Quote every line as given.

— Start SUPPLIED DATA —

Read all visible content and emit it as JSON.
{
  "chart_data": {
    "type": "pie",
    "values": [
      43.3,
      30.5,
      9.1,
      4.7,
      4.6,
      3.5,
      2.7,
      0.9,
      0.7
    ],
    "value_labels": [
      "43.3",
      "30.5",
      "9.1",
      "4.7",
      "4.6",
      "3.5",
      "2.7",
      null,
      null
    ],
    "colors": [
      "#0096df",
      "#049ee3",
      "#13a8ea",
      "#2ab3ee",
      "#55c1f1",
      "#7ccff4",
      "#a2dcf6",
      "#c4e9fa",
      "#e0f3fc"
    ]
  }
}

— End SUPPLIED DATA —

◆ **TASK SOLUTION**
Read all visible content and emit it as JSON.
{
  "chart_data": {
    "type": "pie",
    "values": [
      43.3,
      30.5,
      9.1,
      4.7,
      4.6,
      3.5,
      2.7,
      0.9,
      0.7
    ],
    "value_labels": [
      "43.3",
      "30.5",
      "9.1",
      "4.7",
      "4.6",
      "3.5",
      "2.7",
      null,
      null
    ],
    "colors": [
      "#0096df",
      "#049ee3",
      "#13a8ea",
      "#2ab3ee",
      "#55c1f1",
      "#7ccff4",
      "#a2dcf6",
      "#c4e9fa",
      "#e0f3fc"
    ]
  }
}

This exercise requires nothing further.